The exercise: Lift out each line of the data that holds "segmented".

* BEGIN Supplied records *

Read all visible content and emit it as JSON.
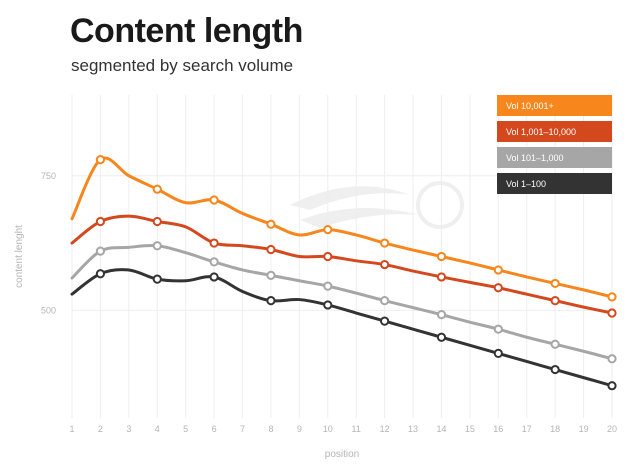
{
  "header": {
    "title": "Content length",
    "subtitle": "segmented by search volume"
  },
  "chart_data": {
    "type": "line",
    "title": "Content length",
    "subtitle": "segmented by search volume",
    "xlabel": "position",
    "ylabel": "content lenght",
    "x": [
      1,
      2,
      3,
      4,
      5,
      6,
      7,
      8,
      9,
      10,
      11,
      12,
      13,
      14,
      15,
      16,
      17,
      18,
      19,
      20
    ],
    "xlim": [
      1,
      20
    ],
    "ylim": [
      300,
      900
    ],
    "yticks": [
      500,
      750
    ],
    "grid": true,
    "legend_position": "top-right",
    "series": [
      {
        "name": "Vol 10,001+",
        "color": "#f7861c",
        "values": [
          670,
          780,
          750,
          725,
          700,
          705,
          680,
          660,
          640,
          650,
          640,
          625,
          612,
          600,
          588,
          575,
          562,
          550,
          538,
          525
        ]
      },
      {
        "name": "Vol 1,001–10,000",
        "color": "#d4481e",
        "values": [
          625,
          665,
          675,
          665,
          655,
          625,
          620,
          613,
          600,
          600,
          592,
          585,
          573,
          562,
          552,
          542,
          530,
          518,
          506,
          495
        ]
      },
      {
        "name": "Vol 101–1,000",
        "color": "#a6a6a6",
        "values": [
          560,
          610,
          617,
          620,
          607,
          590,
          575,
          565,
          555,
          545,
          532,
          518,
          505,
          492,
          478,
          465,
          450,
          437,
          424,
          410
        ]
      },
      {
        "name": "Vol 1–100",
        "color": "#333333",
        "values": [
          530,
          568,
          575,
          558,
          555,
          562,
          535,
          518,
          520,
          510,
          495,
          480,
          465,
          450,
          435,
          420,
          405,
          390,
          375,
          360
        ]
      }
    ]
  }
}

* END Supplied records *

Solution for this task:
    "subtitle": "segmented by search volume"
    "subtitle": "segmented by search volume",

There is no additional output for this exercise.